■ WHAT IS BEING ASKED:
Output every entry exactly as written.
Start TASK INPUTS
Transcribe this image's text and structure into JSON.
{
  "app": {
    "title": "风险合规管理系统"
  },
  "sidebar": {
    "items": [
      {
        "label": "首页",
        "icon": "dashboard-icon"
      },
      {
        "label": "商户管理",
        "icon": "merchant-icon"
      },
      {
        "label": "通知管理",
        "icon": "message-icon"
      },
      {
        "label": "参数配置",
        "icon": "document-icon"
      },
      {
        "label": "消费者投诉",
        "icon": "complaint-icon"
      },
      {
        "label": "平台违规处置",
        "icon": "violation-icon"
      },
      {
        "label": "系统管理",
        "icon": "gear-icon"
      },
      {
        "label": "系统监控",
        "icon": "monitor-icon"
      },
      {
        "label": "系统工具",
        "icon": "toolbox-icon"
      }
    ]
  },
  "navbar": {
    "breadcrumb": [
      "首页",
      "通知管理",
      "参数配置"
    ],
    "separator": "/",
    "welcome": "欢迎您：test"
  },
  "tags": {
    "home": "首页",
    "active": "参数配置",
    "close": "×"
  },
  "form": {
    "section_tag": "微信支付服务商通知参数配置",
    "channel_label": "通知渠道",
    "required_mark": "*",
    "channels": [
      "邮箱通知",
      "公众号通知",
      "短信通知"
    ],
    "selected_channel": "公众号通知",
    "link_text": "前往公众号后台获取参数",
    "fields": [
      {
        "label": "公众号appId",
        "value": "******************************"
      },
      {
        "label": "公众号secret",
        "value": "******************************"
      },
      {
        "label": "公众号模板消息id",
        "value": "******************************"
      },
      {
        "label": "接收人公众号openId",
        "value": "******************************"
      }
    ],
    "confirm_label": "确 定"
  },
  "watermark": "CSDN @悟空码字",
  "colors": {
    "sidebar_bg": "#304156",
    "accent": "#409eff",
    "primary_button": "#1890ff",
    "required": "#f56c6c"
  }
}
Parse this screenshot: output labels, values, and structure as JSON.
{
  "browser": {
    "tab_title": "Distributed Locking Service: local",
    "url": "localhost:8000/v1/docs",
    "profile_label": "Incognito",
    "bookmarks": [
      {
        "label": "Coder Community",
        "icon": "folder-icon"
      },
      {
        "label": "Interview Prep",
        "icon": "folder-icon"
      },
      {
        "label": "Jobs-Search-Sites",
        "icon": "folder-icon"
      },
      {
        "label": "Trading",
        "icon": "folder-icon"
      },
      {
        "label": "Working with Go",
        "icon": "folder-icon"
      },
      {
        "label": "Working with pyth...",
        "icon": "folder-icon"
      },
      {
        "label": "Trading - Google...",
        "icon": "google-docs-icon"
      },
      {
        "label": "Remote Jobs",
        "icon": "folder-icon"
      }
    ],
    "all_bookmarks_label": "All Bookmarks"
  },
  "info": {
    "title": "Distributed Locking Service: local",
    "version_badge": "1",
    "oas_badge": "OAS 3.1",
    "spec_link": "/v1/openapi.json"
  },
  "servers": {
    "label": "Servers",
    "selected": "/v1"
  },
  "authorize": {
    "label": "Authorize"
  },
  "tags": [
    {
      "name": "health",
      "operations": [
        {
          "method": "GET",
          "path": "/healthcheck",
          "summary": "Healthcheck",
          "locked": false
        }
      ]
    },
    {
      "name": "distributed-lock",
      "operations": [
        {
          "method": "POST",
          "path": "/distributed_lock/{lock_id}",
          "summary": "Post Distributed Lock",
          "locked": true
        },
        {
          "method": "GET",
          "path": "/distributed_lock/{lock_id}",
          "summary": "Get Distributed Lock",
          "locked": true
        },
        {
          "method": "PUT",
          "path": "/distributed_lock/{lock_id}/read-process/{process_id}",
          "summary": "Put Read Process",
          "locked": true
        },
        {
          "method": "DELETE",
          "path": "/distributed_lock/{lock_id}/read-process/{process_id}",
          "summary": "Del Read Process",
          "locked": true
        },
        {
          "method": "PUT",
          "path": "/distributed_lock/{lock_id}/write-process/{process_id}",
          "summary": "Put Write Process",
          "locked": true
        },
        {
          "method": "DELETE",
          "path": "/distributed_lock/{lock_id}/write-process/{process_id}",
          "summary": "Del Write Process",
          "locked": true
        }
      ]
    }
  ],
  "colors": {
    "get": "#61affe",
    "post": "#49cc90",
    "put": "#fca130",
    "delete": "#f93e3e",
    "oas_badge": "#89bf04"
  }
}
End TASK INPUTS
■ SOLUTION:
Transcribe this image's text and structure into JSON.
{
  "app": {
    "title": "风险合规管理系统"
  },
  "sidebar": {
    "items": [
      {
        "label": "首页",
        "icon": "dashboard-icon"
      },
      {
        "label": "商户管理",
        "icon": "merchant-icon"
      },
      {
        "label": "通知管理",
        "icon": "message-icon"
      },
      {
        "label": "参数配置",
        "icon": "document-icon"
      },
      {
        "label": "消费者投诉",
        "icon": "complaint-icon"
      },
      {
        "label": "平台违规处置",
        "icon": "violation-icon"
      },
      {
        "label": "系统管理",
        "icon": "gear-icon"
      },
      {
        "label": "系统监控",
        "icon": "monitor-icon"
      },
      {
        "label": "系统工具",
        "icon": "toolbox-icon"
      }
    ]
  },
  "navbar": {
    "breadcrumb": [
      "首页",
      "通知管理",
      "参数配置"
    ],
    "separator": "/",
    "welcome": "欢迎您：test"
  },
  "tags": {
    "home": "首页",
    "active": "参数配置",
    "close": "×"
  },
  "form": {
    "section_tag": "微信支付服务商通知参数配置",
    "channel_label": "通知渠道",
    "required_mark": "*",
    "channels": [
      "邮箱通知",
      "公众号通知",
      "短信通知"
    ],
    "selected_channel": "公众号通知",
    "link_text": "前往公众号后台获取参数",
    "fields": [
      {
        "label": "公众号appId",
        "value": "******************************"
      },
      {
        "label": "公众号secret",
        "value": "******************************"
      },
      {
        "label": "公众号模板消息id",
        "value": "******************************"
      },
      {
        "label": "接收人公众号openId",
        "value": "******************************"
      }
    ],
    "confirm_label": "确 定"
  },
  "watermark": "CSDN @悟空码字",
  "colors": {
    "sidebar_bg": "#304156",
    "accent": "#409eff",
    "primary_button": "#1890ff",
    "required": "#f56c6c"
  }
}
Parse this screenshot: output labels, values, and structure as JSON.
{
  "browser": {
    "tab_title": "Distributed Locking Service: local",
    "url": "localhost:8000/v1/docs",
    "profile_label": "Incognito",
    "bookmarks": [
      {
        "label": "Coder Community",
        "icon": "folder-icon"
      },
      {
        "label": "Interview Prep",
        "icon": "folder-icon"
      },
      {
        "label": "Jobs-Search-Sites",
        "icon": "folder-icon"
      },
      {
        "label": "Trading",
        "icon": "folder-icon"
      },
      {
        "label": "Working with Go",
        "icon": "folder-icon"
      },
      {
        "label": "Working with pyth...",
        "icon": "folder-icon"
      },
      {
        "label": "Trading - Google...",
        "icon": "google-docs-icon"
      },
      {
        "label": "Remote Jobs",
        "icon": "folder-icon"
      }
    ],
    "all_bookmarks_label": "All Bookmarks"
  },
  "info": {
    "title": "Distributed Locking Service: local",
    "version_badge": "1",
    "oas_badge": "OAS 3.1",
    "spec_link": "/v1/openapi.json"
  },
  "servers": {
    "label": "Servers",
    "selected": "/v1"
  },
  "authorize": {
    "label": "Authorize"
  },
  "tags": [
    {
      "name": "health",
      "operations": [
        {
          "method": "GET",
          "path": "/healthcheck",
          "summary": "Healthcheck",
          "locked": false
        }
      ]
    },
    {
      "name": "distributed-lock",
      "operations": [
        {
          "method": "POST",
          "path": "/distributed_lock/{lock_id}",
          "summary": "Post Distributed Lock",
          "locked": true
        },
        {
          "method": "GET",
          "path": "/distributed_lock/{lock_id}",
          "summary": "Get Distributed Lock",
          "locked": true
        },
        {
          "method": "PUT",
          "path": "/distributed_lock/{lock_id}/read-process/{process_id}",
          "summary": "Put Read Process",
          "locked": true
        },
        {
          "method": "DELETE",
          "path": "/distributed_lock/{lock_id}/read-process/{process_id}",
          "summary": "Del Read Process",
          "locked": true
        },
        {
          "method": "PUT",
          "path": "/distributed_lock/{lock_id}/write-process/{process_id}",
          "summary": "Put Write Process",
          "locked": true
        },
        {
          "method": "DELETE",
          "path": "/distributed_lock/{lock_id}/write-process/{process_id}",
          "summary": "Del Write Process",
          "locked": true
        }
      ]
    }
  ],
  "colors": {
    "get": "#61affe",
    "post": "#49cc90",
    "put": "#fca130",
    "delete": "#f93e3e",
    "oas_badge": "#89bf04"
  }
}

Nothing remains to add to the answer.